## Dataset extract:
[start]

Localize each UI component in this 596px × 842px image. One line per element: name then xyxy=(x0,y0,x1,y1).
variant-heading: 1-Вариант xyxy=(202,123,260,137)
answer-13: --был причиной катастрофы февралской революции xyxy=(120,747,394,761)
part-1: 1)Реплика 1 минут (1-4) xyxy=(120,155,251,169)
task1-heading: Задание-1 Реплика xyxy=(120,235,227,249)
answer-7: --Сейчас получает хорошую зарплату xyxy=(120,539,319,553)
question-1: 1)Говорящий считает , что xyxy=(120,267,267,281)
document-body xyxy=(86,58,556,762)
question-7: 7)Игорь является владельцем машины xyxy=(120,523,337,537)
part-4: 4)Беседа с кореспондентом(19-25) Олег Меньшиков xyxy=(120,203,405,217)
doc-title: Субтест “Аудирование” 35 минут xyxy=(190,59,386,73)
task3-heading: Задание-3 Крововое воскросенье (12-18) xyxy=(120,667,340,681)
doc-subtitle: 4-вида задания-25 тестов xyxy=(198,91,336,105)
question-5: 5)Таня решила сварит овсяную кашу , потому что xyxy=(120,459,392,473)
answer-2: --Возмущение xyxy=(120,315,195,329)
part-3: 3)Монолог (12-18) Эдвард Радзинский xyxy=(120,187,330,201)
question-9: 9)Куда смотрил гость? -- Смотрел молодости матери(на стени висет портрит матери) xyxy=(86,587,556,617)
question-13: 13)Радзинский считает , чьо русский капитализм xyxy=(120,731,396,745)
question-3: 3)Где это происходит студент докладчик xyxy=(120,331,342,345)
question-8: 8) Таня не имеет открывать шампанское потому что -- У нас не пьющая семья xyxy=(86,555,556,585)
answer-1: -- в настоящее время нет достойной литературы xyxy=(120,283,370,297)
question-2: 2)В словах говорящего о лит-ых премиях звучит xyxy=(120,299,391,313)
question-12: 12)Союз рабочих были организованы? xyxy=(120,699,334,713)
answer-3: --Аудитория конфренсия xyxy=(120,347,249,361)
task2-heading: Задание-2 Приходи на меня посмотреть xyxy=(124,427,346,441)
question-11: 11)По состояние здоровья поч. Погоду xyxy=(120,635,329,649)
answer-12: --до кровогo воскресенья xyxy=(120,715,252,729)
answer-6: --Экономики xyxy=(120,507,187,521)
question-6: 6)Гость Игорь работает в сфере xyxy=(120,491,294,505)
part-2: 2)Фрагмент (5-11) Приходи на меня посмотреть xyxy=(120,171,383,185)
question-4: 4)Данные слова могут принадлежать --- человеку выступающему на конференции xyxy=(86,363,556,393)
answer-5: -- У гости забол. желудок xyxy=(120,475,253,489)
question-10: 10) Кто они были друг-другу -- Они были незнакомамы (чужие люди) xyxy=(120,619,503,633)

[end]

## What you will do:
Render the listing above as a numbered list, from its first line up to and including the line with "doc-subtitle: 4-вида задания-25". Leave out blank lines.

## Full answer:
1. Localize each UI component in this 596px × 842px image. One line per element: name then xyxy=(x0,y0,x1,y1).
2. variant-heading: 1-Вариант xyxy=(202,123,260,137)
3. answer-13: --был причиной катастрофы февралской революции xyxy=(120,747,394,761)
4. part-1: 1)Реплика 1 минут (1-4) xyxy=(120,155,251,169)
5. task1-heading: Задание-1 Реплика xyxy=(120,235,227,249)
6. answer-7: --Сейчас получает хорошую зарплату xyxy=(120,539,319,553)
7. question-1: 1)Говорящий считает , что xyxy=(120,267,267,281)
8. document-body xyxy=(86,58,556,762)
9. question-7: 7)Игорь является владельцем машины xyxy=(120,523,337,537)
10. part-4: 4)Беседа с кореспондентом(19-25) Олег Меньшиков xyxy=(120,203,405,217)
11. doc-title: Субтест “Аудирование” 35 минут xyxy=(190,59,386,73)
12. task3-heading: Задание-3 Крововое воскросенье (12-18) xyxy=(120,667,340,681)
13. doc-subtitle: 4-вида задания-25 тестов xyxy=(198,91,336,105)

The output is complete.